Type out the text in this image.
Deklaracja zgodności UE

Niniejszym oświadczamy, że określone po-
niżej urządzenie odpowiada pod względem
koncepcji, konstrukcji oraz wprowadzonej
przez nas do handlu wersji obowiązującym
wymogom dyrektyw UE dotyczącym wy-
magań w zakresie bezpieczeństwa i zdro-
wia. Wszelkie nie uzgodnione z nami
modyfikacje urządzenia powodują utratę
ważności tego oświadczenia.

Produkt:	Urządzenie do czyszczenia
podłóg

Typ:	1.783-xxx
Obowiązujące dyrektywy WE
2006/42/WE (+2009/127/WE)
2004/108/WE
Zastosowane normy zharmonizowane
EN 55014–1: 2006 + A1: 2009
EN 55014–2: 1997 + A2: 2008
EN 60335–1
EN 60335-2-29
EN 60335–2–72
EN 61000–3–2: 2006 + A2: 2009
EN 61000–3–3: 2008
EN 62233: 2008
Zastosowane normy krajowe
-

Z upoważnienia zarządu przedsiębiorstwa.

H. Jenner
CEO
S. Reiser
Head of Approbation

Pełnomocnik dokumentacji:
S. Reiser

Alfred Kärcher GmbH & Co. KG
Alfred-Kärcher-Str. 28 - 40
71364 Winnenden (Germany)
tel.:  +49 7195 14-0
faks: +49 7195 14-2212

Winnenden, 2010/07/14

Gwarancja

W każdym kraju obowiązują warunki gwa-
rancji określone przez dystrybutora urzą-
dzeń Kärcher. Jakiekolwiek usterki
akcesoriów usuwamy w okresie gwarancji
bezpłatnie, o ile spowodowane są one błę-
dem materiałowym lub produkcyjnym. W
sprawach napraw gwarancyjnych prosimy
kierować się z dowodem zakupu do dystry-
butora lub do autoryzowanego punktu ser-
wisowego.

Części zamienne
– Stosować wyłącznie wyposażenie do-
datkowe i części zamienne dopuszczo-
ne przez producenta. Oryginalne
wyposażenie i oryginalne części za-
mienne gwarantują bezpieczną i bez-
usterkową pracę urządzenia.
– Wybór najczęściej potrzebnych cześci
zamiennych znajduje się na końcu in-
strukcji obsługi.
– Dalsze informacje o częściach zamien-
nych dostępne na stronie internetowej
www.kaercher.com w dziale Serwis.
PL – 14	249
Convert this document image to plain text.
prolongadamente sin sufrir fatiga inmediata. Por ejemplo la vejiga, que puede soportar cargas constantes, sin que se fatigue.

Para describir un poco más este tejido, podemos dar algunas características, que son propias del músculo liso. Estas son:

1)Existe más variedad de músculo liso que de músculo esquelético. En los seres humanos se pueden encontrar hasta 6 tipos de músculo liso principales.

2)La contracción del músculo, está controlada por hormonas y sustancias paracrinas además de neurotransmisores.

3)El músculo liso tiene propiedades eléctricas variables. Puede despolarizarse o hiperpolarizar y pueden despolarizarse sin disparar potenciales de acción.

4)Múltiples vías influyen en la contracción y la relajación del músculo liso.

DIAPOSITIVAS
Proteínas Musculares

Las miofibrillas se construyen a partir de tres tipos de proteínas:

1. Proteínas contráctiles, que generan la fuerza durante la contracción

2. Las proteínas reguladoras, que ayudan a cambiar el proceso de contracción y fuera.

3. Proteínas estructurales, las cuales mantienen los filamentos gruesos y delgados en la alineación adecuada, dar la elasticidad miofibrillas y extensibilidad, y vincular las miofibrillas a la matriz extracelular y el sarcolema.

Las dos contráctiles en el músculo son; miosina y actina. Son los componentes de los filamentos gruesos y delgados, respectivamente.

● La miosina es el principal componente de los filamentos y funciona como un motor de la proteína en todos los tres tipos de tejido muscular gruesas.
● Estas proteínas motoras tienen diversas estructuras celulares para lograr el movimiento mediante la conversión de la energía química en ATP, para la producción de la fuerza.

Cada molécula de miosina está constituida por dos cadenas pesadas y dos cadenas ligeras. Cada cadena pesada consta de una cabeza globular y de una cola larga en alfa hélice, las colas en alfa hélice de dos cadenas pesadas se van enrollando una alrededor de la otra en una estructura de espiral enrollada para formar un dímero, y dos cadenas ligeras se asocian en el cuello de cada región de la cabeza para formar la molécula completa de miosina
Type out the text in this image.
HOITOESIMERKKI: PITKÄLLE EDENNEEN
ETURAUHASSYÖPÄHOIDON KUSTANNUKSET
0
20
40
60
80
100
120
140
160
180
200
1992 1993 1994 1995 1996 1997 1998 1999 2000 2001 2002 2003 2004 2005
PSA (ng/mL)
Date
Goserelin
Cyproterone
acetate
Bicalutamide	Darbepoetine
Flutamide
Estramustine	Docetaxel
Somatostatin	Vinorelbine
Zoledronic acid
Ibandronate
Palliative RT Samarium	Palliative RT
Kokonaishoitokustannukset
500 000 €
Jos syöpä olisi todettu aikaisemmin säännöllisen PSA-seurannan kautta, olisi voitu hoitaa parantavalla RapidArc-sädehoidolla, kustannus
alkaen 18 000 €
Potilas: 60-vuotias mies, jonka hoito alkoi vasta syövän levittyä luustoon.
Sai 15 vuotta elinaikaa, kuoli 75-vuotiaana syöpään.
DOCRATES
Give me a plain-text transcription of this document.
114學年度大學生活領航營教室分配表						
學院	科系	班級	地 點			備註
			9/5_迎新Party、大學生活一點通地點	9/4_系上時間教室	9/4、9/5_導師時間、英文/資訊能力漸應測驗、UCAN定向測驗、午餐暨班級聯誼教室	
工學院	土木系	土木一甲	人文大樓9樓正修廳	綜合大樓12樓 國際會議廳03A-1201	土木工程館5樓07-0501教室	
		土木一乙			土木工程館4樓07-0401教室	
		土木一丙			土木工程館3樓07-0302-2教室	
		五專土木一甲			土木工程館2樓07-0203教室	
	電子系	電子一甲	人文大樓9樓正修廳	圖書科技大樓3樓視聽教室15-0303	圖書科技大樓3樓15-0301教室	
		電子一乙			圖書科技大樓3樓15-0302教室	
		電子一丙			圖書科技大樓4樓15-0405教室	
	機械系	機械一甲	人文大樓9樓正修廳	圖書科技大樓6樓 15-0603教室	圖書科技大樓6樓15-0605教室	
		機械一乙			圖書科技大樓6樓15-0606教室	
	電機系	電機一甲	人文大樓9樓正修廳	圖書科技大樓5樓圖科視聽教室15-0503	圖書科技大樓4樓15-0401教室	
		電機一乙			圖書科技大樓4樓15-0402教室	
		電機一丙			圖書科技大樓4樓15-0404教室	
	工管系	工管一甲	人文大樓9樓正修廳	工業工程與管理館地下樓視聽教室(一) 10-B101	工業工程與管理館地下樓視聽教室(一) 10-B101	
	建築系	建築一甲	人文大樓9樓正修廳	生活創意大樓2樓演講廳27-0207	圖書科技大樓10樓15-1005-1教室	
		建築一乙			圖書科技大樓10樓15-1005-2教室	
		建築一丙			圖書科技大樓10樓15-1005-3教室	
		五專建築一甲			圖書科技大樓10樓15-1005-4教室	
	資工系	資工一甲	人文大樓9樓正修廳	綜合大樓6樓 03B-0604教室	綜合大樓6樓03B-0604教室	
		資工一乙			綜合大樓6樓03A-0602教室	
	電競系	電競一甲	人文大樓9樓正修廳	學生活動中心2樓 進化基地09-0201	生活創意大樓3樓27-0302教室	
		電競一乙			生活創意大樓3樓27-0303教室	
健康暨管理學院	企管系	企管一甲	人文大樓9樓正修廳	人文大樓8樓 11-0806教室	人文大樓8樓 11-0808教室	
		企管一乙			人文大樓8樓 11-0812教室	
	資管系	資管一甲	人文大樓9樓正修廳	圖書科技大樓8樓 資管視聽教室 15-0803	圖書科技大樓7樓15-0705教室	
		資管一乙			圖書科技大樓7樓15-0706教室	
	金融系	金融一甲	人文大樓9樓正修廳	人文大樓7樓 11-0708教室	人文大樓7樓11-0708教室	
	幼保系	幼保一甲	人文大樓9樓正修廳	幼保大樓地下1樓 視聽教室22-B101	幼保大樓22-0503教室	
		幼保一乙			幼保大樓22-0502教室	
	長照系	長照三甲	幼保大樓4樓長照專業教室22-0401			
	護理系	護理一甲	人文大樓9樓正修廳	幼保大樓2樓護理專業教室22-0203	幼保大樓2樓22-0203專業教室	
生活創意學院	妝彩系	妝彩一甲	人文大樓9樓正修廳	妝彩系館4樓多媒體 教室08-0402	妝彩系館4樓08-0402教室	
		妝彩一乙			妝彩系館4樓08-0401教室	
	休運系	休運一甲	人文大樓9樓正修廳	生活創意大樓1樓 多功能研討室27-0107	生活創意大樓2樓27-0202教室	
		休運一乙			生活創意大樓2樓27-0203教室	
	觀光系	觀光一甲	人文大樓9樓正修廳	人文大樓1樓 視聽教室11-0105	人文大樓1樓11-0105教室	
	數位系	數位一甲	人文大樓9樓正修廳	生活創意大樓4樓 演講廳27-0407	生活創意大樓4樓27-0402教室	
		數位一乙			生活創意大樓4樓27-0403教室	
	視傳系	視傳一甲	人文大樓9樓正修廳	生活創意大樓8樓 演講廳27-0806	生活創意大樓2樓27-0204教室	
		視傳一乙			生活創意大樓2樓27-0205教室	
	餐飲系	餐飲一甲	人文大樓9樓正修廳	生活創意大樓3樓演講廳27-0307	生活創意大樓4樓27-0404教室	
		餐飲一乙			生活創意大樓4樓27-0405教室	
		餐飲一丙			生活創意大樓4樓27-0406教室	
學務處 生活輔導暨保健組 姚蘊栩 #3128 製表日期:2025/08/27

:::::

▶ [What is expected]: Filter the data for the string "fuerza" and copy every line that has it.

▶ [Answer in full]:
1. Proteínas contráctiles, que generan la fuerza durante la contracción
● Estas proteínas motoras tienen diversas estructuras celulares para lograr el movimiento mediante la conversión de la energía química en ATP, para la producción de la fuerza.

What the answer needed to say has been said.